• [STATED GOAL] Reproduce all of the data word for word.

Collected data entries
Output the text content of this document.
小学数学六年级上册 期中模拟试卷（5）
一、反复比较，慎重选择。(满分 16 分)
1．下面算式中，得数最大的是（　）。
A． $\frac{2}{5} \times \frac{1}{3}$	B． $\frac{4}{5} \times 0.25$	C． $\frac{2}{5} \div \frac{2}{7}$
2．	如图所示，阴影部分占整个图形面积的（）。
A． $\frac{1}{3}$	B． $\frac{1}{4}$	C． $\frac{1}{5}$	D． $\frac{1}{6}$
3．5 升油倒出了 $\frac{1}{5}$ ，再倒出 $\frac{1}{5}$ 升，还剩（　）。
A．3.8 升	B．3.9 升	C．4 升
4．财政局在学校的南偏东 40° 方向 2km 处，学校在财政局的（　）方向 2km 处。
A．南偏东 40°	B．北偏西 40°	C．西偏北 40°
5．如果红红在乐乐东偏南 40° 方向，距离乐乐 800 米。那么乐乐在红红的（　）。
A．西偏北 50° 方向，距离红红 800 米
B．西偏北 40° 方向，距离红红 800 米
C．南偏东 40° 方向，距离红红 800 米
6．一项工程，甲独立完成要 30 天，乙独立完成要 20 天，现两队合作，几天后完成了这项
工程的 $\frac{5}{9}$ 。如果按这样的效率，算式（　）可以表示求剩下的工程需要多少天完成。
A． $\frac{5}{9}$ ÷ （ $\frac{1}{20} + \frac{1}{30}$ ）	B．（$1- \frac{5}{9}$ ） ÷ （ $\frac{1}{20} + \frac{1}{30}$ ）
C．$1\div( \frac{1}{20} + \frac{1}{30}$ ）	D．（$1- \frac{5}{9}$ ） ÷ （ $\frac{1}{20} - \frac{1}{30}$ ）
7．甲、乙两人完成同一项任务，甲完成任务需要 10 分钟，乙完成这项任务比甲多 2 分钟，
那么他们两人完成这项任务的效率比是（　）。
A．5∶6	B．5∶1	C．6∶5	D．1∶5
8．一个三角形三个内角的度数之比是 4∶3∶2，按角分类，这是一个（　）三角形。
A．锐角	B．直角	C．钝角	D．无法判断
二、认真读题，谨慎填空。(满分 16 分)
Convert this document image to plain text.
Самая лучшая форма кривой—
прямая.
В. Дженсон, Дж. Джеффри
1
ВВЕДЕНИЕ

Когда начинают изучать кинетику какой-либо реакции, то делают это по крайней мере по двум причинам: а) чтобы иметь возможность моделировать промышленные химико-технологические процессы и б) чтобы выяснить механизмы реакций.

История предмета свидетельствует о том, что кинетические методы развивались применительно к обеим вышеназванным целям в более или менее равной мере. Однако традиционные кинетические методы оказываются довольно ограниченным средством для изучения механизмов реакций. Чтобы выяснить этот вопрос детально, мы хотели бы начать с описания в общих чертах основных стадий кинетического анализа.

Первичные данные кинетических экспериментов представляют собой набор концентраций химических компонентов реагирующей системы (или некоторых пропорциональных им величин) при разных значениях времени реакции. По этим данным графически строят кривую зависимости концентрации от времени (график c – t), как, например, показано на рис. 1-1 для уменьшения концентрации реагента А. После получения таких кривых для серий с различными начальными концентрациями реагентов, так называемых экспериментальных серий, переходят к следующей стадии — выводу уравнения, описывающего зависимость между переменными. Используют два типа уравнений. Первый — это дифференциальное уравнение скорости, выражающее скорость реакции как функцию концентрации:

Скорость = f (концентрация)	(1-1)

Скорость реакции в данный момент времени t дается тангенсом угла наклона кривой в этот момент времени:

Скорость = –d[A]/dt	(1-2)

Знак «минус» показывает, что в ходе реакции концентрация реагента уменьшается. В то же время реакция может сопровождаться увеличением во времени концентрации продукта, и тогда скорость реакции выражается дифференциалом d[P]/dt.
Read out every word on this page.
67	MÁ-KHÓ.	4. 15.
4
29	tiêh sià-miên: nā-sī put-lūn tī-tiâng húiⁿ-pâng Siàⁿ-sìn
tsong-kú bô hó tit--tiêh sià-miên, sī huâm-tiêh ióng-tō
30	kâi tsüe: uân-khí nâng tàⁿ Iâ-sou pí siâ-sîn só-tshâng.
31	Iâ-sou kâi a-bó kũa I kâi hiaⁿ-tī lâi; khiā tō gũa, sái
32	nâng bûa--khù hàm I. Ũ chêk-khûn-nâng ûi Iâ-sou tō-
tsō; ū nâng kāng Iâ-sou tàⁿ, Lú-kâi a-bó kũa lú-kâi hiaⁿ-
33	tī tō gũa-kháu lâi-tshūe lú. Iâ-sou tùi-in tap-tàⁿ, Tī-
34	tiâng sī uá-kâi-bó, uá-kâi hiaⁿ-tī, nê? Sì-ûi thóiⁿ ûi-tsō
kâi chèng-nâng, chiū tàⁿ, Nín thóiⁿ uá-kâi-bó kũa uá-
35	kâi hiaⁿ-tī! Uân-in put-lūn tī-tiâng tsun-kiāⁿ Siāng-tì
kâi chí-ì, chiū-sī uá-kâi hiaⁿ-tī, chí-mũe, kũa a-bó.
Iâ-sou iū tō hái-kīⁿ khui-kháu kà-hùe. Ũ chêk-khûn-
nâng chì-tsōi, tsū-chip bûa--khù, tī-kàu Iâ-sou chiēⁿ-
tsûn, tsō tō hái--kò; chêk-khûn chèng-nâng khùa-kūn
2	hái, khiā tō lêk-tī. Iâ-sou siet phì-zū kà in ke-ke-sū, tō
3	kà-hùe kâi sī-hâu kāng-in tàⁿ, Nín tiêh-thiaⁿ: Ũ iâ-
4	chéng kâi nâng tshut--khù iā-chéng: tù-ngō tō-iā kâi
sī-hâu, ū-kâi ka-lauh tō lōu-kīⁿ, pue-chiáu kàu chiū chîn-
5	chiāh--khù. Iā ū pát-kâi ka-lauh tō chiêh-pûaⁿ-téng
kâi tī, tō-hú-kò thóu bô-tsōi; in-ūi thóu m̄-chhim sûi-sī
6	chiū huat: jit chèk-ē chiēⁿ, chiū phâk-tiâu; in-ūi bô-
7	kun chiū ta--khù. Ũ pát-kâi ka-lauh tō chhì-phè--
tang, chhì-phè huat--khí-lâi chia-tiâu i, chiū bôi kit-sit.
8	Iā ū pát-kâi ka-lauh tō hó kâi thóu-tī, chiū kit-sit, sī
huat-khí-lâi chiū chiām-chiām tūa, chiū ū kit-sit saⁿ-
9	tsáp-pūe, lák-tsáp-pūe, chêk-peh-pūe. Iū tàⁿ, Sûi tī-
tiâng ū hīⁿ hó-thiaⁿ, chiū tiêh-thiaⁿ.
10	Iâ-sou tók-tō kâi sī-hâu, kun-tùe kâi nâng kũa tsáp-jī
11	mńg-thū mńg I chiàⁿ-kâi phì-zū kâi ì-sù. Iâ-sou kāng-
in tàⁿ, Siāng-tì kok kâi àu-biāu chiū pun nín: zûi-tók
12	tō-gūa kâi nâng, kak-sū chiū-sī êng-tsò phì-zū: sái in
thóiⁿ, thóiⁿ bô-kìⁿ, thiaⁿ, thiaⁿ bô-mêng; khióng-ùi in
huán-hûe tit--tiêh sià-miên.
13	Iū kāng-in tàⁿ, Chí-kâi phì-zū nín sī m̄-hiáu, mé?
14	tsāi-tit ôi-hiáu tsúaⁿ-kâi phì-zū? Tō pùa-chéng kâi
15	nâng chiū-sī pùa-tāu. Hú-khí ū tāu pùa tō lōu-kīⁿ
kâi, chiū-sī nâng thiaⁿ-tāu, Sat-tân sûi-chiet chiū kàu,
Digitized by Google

• [FINAL RESULT]
Output the text content of this document.
小学数学六年级上册 期中模拟试卷（5）
一、反复比较，慎重选择。(满分 16 分)
1．下面算式中，得数最大的是（　）。
A． $\frac{2}{5} \times \frac{1}{3}$	B． $\frac{4}{5} \times 0.25$	C． $\frac{2}{5} \div \frac{2}{7}$
2．	如图所示，阴影部分占整个图形面积的（）。
A． $\frac{1}{3}$	B． $\frac{1}{4}$	C． $\frac{1}{5}$	D． $\frac{1}{6}$
3．5 升油倒出了 $\frac{1}{5}$ ，再倒出 $\frac{1}{5}$ 升，还剩（　）。
A．3.8 升	B．3.9 升	C．4 升
4．财政局在学校的南偏东 40° 方向 2km 处，学校在财政局的（　）方向 2km 处。
A．南偏东 40°	B．北偏西 40°	C．西偏北 40°
5．如果红红在乐乐东偏南 40° 方向，距离乐乐 800 米。那么乐乐在红红的（　）。
A．西偏北 50° 方向，距离红红 800 米
B．西偏北 40° 方向，距离红红 800 米
C．南偏东 40° 方向，距离红红 800 米
6．一项工程，甲独立完成要 30 天，乙独立完成要 20 天，现两队合作，几天后完成了这项
工程的 $\frac{5}{9}$ 。如果按这样的效率，算式（　）可以表示求剩下的工程需要多少天完成。
A． $\frac{5}{9}$ ÷ （ $\frac{1}{20} + \frac{1}{30}$ ）	B．（$1- \frac{5}{9}$ ） ÷ （ $\frac{1}{20} + \frac{1}{30}$ ）
C．$1\div( \frac{1}{20} + \frac{1}{30}$ ）	D．（$1- \frac{5}{9}$ ） ÷ （ $\frac{1}{20} - \frac{1}{30}$ ）
7．甲、乙两人完成同一项任务，甲完成任务需要 10 分钟，乙完成这项任务比甲多 2 分钟，
那么他们两人完成这项任务的效率比是（　）。
A．5∶6	B．5∶1	C．6∶5	D．1∶5
8．一个三角形三个内角的度数之比是 4∶3∶2，按角分类，这是一个（　）三角形。
A．锐角	B．直角	C．钝角	D．无法判断
二、认真读题，谨慎填空。(满分 16 分)
Convert this document image to plain text.
Самая лучшая форма кривой—
прямая.
В. Дженсон, Дж. Джеффри
1
ВВЕДЕНИЕ

Когда начинают изучать кинетику какой-либо реакции, то делают это по крайней мере по двум причинам: а) чтобы иметь возможность моделировать промышленные химико-технологические процессы и б) чтобы выяснить механизмы реакций.

История предмета свидетельствует о том, что кинетические методы развивались применительно к обеим вышеназванным целям в более или менее равной мере. Однако традиционные кинетические методы оказываются довольно ограниченным средством для изучения механизмов реакций. Чтобы выяснить этот вопрос детально, мы хотели бы начать с описания в общих чертах основных стадий кинетического анализа.

Первичные данные кинетических экспериментов представляют собой набор концентраций химических компонентов реагирующей системы (или некоторых пропорциональных им величин) при разных значениях времени реакции. По этим данным графически строят кривую зависимости концентрации от времени (график c – t), как, например, показано на рис. 1-1 для уменьшения концентрации реагента А. После получения таких кривых для серий с различными начальными концентрациями реагентов, так называемых экспериментальных серий, переходят к следующей стадии — выводу уравнения, описывающего зависимость между переменными. Используют два типа уравнений. Первый — это дифференциальное уравнение скорости, выражающее скорость реакции как функцию концентрации:

Скорость = f (концентрация)	(1-1)

Скорость реакции в данный момент времени t дается тангенсом угла наклона кривой в этот момент времени:

Скорость = –d[A]/dt	(1-2)

Знак «минус» показывает, что в ходе реакции концентрация реагента уменьшается. В то же время реакция может сопровождаться увеличением во времени концентрации продукта, и тогда скорость реакции выражается дифференциалом d[P]/dt.
Read out every word on this page.
67	MÁ-KHÓ.	4. 15.
4
29	tiêh sià-miên: nā-sī put-lūn tī-tiâng húiⁿ-pâng Siàⁿ-sìn
tsong-kú bô hó tit--tiêh sià-miên, sī huâm-tiêh ióng-tō
30	kâi tsüe: uân-khí nâng tàⁿ Iâ-sou pí siâ-sîn só-tshâng.
31	Iâ-sou kâi a-bó kũa I kâi hiaⁿ-tī lâi; khiā tō gũa, sái
32	nâng bûa--khù hàm I. Ũ chêk-khûn-nâng ûi Iâ-sou tō-
tsō; ū nâng kāng Iâ-sou tàⁿ, Lú-kâi a-bó kũa lú-kâi hiaⁿ-
33	tī tō gũa-kháu lâi-tshūe lú. Iâ-sou tùi-in tap-tàⁿ, Tī-
34	tiâng sī uá-kâi-bó, uá-kâi hiaⁿ-tī, nê? Sì-ûi thóiⁿ ûi-tsō
kâi chèng-nâng, chiū tàⁿ, Nín thóiⁿ uá-kâi-bó kũa uá-
35	kâi hiaⁿ-tī! Uân-in put-lūn tī-tiâng tsun-kiāⁿ Siāng-tì
kâi chí-ì, chiū-sī uá-kâi hiaⁿ-tī, chí-mũe, kũa a-bó.
Iâ-sou iū tō hái-kīⁿ khui-kháu kà-hùe. Ũ chêk-khûn-
nâng chì-tsōi, tsū-chip bûa--khù, tī-kàu Iâ-sou chiēⁿ-
tsûn, tsō tō hái--kò; chêk-khûn chèng-nâng khùa-kūn
2	hái, khiā tō lêk-tī. Iâ-sou siet phì-zū kà in ke-ke-sū, tō
3	kà-hùe kâi sī-hâu kāng-in tàⁿ, Nín tiêh-thiaⁿ: Ũ iâ-
4	chéng kâi nâng tshut--khù iā-chéng: tù-ngō tō-iā kâi
sī-hâu, ū-kâi ka-lauh tō lōu-kīⁿ, pue-chiáu kàu chiū chîn-
5	chiāh--khù. Iā ū pát-kâi ka-lauh tō chiêh-pûaⁿ-téng
kâi tī, tō-hú-kò thóu bô-tsōi; in-ūi thóu m̄-chhim sûi-sī
6	chiū huat: jit chèk-ē chiēⁿ, chiū phâk-tiâu; in-ūi bô-
7	kun chiū ta--khù. Ũ pát-kâi ka-lauh tō chhì-phè--
tang, chhì-phè huat--khí-lâi chia-tiâu i, chiū bôi kit-sit.
8	Iā ū pát-kâi ka-lauh tō hó kâi thóu-tī, chiū kit-sit, sī
huat-khí-lâi chiū chiām-chiām tūa, chiū ū kit-sit saⁿ-
9	tsáp-pūe, lák-tsáp-pūe, chêk-peh-pūe. Iū tàⁿ, Sûi tī-
tiâng ū hīⁿ hó-thiaⁿ, chiū tiêh-thiaⁿ.
10	Iâ-sou tók-tō kâi sī-hâu, kun-tùe kâi nâng kũa tsáp-jī
11	mńg-thū mńg I chiàⁿ-kâi phì-zū kâi ì-sù. Iâ-sou kāng-
in tàⁿ, Siāng-tì kok kâi àu-biāu chiū pun nín: zûi-tók
12	tō-gūa kâi nâng, kak-sū chiū-sī êng-tsò phì-zū: sái in
thóiⁿ, thóiⁿ bô-kìⁿ, thiaⁿ, thiaⁿ bô-mêng; khióng-ùi in
huán-hûe tit--tiêh sià-miên.
13	Iū kāng-in tàⁿ, Chí-kâi phì-zū nín sī m̄-hiáu, mé?
14	tsāi-tit ôi-hiáu tsúaⁿ-kâi phì-zū? Tō pùa-chéng kâi
15	nâng chiū-sī pùa-tāu. Hú-khí ū tāu pùa tō lōu-kīⁿ
kâi, chiū-sī nâng thiaⁿ-tāu, Sat-tân sûi-chiet chiū kàu,
Digitized by Google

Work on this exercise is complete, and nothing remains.